### Short exercise
Transcribe every entry word for word. Skip the pictures.
------------
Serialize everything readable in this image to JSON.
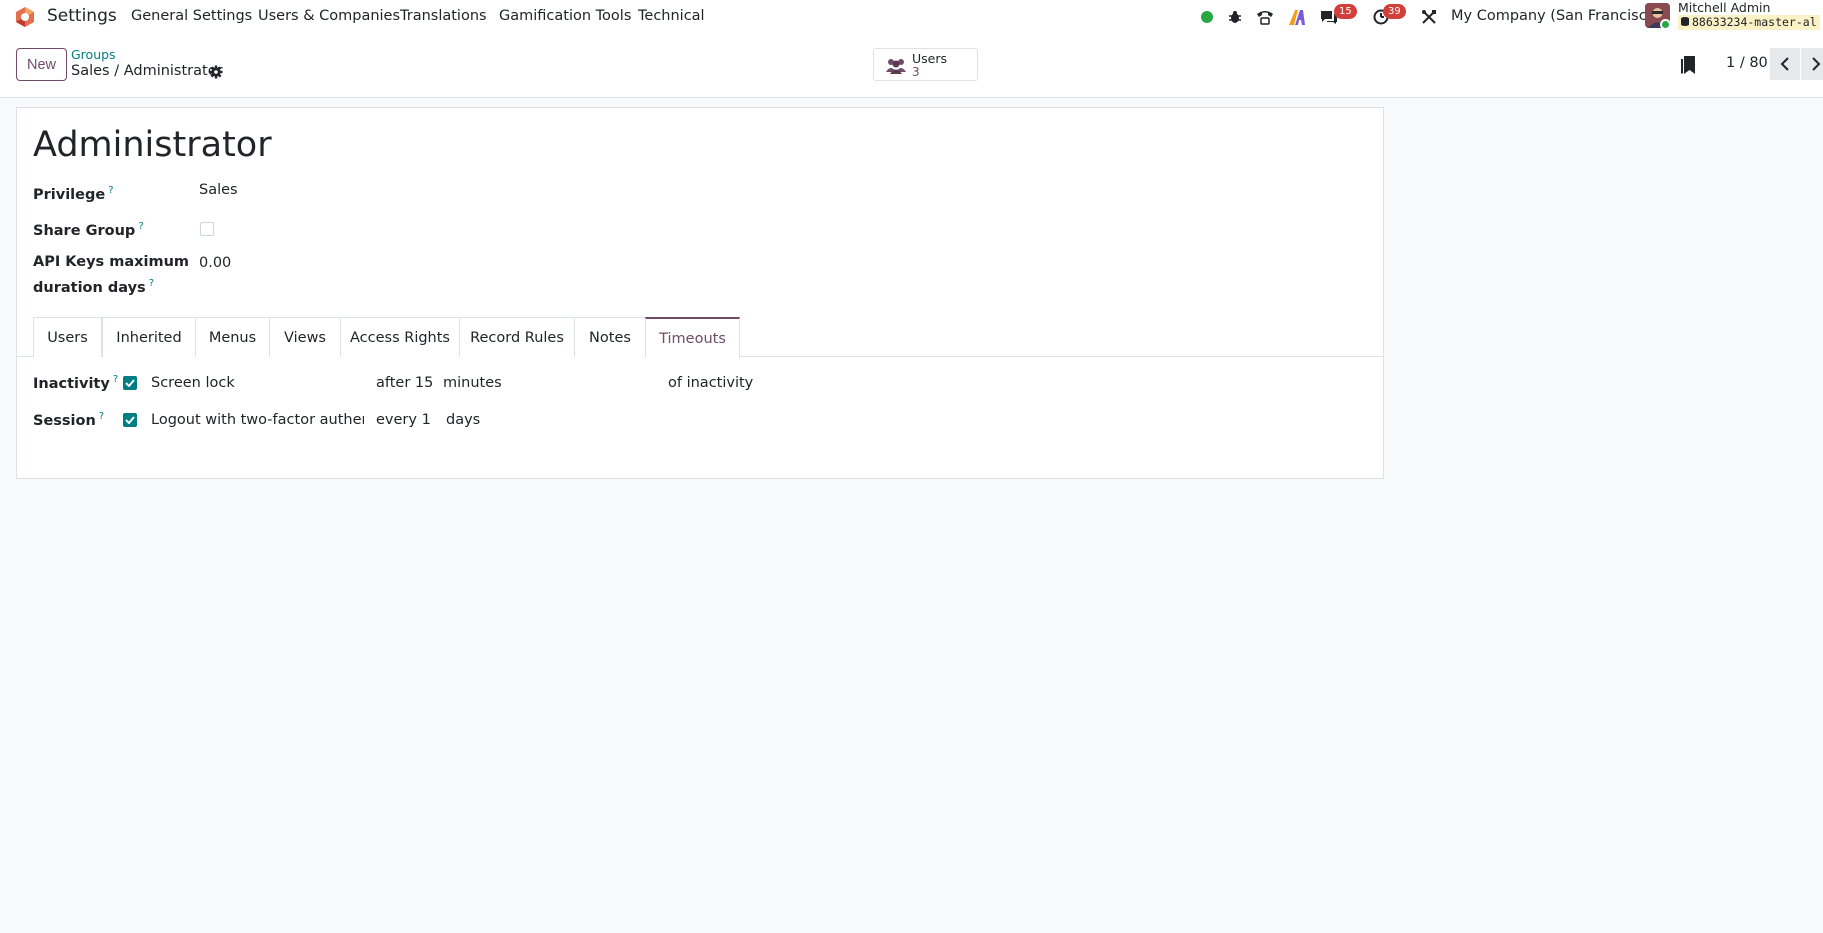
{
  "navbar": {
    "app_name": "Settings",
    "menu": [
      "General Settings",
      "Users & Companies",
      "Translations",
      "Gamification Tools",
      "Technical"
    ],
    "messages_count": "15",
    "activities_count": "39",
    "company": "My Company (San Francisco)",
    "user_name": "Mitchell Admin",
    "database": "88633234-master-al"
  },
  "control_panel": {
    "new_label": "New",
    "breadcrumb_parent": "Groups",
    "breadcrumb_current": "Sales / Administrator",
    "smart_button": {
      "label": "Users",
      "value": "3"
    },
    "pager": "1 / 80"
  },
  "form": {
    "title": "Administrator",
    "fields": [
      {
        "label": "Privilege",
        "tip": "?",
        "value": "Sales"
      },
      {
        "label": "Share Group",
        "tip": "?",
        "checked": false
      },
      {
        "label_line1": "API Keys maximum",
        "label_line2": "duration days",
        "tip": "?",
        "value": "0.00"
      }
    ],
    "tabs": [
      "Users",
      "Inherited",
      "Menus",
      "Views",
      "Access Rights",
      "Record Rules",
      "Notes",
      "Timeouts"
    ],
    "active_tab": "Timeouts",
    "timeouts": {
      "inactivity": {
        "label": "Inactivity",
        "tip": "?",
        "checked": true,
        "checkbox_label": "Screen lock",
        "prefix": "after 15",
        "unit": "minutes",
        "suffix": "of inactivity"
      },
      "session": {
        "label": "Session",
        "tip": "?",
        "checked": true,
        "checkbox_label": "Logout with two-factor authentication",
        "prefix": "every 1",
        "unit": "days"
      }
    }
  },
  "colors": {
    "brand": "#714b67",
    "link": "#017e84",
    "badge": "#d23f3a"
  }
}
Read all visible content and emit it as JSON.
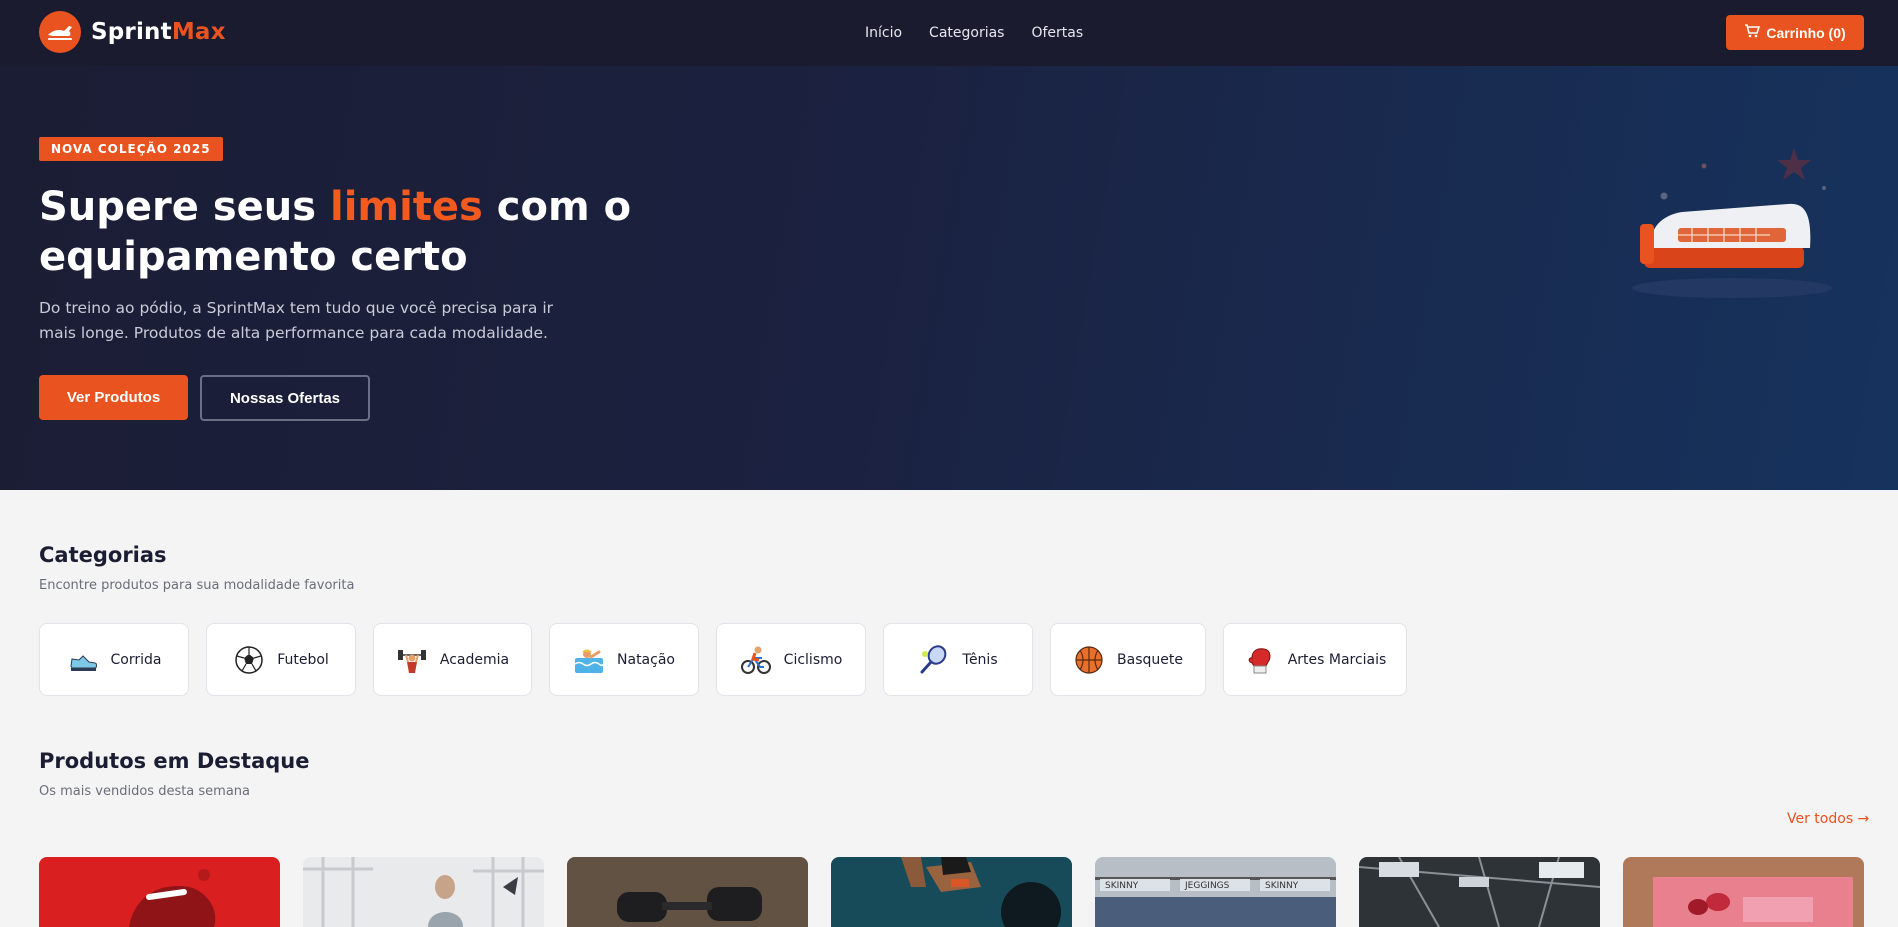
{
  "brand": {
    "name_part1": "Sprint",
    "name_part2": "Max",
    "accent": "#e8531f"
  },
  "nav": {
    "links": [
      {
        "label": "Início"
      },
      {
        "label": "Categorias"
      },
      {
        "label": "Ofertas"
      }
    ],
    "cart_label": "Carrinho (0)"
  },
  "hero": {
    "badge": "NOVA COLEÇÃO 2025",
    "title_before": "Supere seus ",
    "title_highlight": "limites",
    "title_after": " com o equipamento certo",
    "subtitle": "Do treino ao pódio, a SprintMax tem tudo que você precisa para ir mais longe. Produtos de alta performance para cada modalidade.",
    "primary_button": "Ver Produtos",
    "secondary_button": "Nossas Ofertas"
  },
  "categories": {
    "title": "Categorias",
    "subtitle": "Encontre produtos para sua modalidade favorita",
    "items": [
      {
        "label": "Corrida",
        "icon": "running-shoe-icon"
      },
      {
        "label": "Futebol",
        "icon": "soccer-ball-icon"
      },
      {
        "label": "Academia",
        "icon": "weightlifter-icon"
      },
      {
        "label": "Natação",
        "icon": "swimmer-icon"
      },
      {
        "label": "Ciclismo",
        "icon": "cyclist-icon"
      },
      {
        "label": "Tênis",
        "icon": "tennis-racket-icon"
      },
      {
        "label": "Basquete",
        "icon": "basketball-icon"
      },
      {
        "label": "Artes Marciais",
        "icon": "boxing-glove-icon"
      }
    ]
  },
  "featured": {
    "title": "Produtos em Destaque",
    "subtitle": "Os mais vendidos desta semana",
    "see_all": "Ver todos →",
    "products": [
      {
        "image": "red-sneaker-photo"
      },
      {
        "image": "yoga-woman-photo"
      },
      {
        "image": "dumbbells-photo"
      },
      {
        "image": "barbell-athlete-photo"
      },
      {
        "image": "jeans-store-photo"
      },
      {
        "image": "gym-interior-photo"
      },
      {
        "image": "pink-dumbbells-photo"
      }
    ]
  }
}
------------
### Solved problem
Serialize everything readable in this image to JSON.
{
  "navbar": {
    "app_name": "Settings",
    "menu": [
      "General Settings",
      "Users & Companies",
      "Translations",
      "Gamification Tools",
      "Technical"
    ],
    "messages_count": "15",
    "activities_count": "39",
    "company": "My Company (San Francisco)",
    "user_name": "Mitchell Admin",
    "database": "88633234-master-al"
  },
  "control_panel": {
    "new_label": "New",
    "breadcrumb_parent": "Groups",
    "breadcrumb_current": "Sales / Administrator",
    "smart_button": {
      "label": "Users",
      "value": "3"
    },
    "pager": "1 / 80"
  },
  "form": {
    "title": "Administrator",
    "fields": [
      {
        "label": "Privilege",
        "tip": "?",
        "value": "Sales"
      },
      {
        "label": "Share Group",
        "tip": "?",
        "checked": false
      },
      {
        "label_line1": "API Keys maximum",
        "label_line2": "duration days",
        "tip": "?",
        "value": "0.00"
      }
    ],
    "tabs": [
      "Users",
      "Inherited",
      "Menus",
      "Views",
      "Access Rights",
      "Record Rules",
      "Notes",
      "Timeouts"
    ],
    "active_tab": "Timeouts",
    "timeouts": {
      "inactivity": {
        "label": "Inactivity",
        "tip": "?",
        "checked": true,
        "checkbox_label": "Screen lock",
        "prefix": "after 15",
        "unit": "minutes",
        "suffix": "of inactivity"
      },
      "session": {
        "label": "Session",
        "tip": "?",
        "checked": true,
        "checkbox_label": "Logout with two-factor authentication",
        "prefix": "every 1",
        "unit": "days"
      }
    }
  },
  "colors": {
    "brand": "#714b67",
    "link": "#017e84",
    "badge": "#d23f3a"
  }
}
Read all visible content and emit it as JSON.
{
  "brand": {
    "name_part1": "Sprint",
    "name_part2": "Max",
    "accent": "#e8531f"
  },
  "nav": {
    "links": [
      {
        "label": "Início"
      },
      {
        "label": "Categorias"
      },
      {
        "label": "Ofertas"
      }
    ],
    "cart_label": "Carrinho (0)"
  },
  "hero": {
    "badge": "NOVA COLEÇÃO 2025",
    "title_before": "Supere seus ",
    "title_highlight": "limites",
    "title_after": " com o equipamento certo",
    "subtitle": "Do treino ao pódio, a SprintMax tem tudo que você precisa para ir mais longe. Produtos de alta performance para cada modalidade.",
    "primary_button": "Ver Produtos",
    "secondary_button": "Nossas Ofertas"
  },
  "categories": {
    "title": "Categorias",
    "subtitle": "Encontre produtos para sua modalidade favorita",
    "items": [
      {
        "label": "Corrida",
        "icon": "running-shoe-icon"
      },
      {
        "label": "Futebol",
        "icon": "soccer-ball-icon"
      },
      {
        "label": "Academia",
        "icon": "weightlifter-icon"
      },
      {
        "label": "Natação",
        "icon": "swimmer-icon"
      },
      {
        "label": "Ciclismo",
        "icon": "cyclist-icon"
      },
      {
        "label": "Tênis",
        "icon": "tennis-racket-icon"
      },
      {
        "label": "Basquete",
        "icon": "basketball-icon"
      },
      {
        "label": "Artes Marciais",
        "icon": "boxing-glove-icon"
      }
    ]
  },
  "featured": {
    "title": "Produtos em Destaque",
    "subtitle": "Os mais vendidos desta semana",
    "see_all": "Ver todos →",
    "products": [
      {
        "image": "red-sneaker-photo"
      },
      {
        "image": "yoga-woman-photo"
      },
      {
        "image": "dumbbells-photo"
      },
      {
        "image": "barbell-athlete-photo"
      },
      {
        "image": "jeans-store-photo"
      },
      {
        "image": "gym-interior-photo"
      },
      {
        "image": "pink-dumbbells-photo"
      }
    ]
  }
}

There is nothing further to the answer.